→ Provided material:
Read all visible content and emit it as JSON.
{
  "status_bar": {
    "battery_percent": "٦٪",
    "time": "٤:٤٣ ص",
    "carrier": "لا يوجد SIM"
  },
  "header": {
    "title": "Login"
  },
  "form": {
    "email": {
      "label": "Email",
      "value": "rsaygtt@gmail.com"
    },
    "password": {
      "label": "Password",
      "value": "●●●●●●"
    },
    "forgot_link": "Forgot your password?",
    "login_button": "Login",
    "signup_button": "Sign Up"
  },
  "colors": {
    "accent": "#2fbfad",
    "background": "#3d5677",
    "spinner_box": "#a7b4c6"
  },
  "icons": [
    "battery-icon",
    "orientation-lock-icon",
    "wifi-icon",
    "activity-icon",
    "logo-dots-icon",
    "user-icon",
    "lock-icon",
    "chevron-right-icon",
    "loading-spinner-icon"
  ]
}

→ What is being asked: Output all records verbatim.

→ Written solution:
Read all visible content and emit it as JSON.
{
  "status_bar": {
    "battery_percent": "٦٪",
    "time": "٤:٤٣ ص",
    "carrier": "لا يوجد SIM"
  },
  "header": {
    "title": "Login"
  },
  "form": {
    "email": {
      "label": "Email",
      "value": "rsaygtt@gmail.com"
    },
    "password": {
      "label": "Password",
      "value": "●●●●●●"
    },
    "forgot_link": "Forgot your password?",
    "login_button": "Login",
    "signup_button": "Sign Up"
  },
  "colors": {
    "accent": "#2fbfad",
    "background": "#3d5677",
    "spinner_box": "#a7b4c6"
  },
  "icons": [
    "battery-icon",
    "orientation-lock-icon",
    "wifi-icon",
    "activity-icon",
    "logo-dots-icon",
    "user-icon",
    "lock-icon",
    "chevron-right-icon",
    "loading-spinner-icon"
  ]
}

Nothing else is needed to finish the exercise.